**Stored entries**:
###
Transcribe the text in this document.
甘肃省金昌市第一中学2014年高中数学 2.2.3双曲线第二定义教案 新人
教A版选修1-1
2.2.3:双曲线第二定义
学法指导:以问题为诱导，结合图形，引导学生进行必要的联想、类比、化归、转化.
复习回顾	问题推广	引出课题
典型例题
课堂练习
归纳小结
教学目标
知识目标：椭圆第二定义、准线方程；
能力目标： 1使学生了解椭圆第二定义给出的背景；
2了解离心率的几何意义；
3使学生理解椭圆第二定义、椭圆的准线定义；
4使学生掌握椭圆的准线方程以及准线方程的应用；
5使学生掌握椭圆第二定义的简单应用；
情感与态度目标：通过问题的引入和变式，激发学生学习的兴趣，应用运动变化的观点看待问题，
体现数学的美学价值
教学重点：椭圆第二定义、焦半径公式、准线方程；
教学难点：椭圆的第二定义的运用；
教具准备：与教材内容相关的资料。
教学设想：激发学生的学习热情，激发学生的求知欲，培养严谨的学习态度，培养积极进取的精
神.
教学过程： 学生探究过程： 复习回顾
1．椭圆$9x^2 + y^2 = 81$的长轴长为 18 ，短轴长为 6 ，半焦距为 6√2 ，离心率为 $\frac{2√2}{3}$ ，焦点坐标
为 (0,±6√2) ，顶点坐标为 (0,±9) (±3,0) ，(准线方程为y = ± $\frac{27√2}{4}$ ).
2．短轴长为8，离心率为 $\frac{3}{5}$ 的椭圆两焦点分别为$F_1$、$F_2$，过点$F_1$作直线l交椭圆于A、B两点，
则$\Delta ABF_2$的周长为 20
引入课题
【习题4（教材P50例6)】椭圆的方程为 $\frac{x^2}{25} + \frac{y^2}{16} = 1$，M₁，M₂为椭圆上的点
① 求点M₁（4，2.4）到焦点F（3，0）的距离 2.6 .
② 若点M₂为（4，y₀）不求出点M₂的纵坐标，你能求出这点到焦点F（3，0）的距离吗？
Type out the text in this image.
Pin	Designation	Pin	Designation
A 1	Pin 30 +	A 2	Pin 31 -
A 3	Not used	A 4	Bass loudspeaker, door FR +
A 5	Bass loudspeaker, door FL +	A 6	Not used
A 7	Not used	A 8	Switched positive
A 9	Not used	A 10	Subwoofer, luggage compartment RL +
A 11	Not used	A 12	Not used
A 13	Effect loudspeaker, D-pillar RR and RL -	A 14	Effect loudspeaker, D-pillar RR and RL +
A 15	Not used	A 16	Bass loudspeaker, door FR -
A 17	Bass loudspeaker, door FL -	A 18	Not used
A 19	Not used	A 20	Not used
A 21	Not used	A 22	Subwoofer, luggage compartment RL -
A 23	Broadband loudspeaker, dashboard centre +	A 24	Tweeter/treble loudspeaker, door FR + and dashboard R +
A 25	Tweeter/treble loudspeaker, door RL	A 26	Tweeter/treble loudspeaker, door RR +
###
Determine how many lines of this listing contain "luggage", and give only the number.

**Answer in full**:
2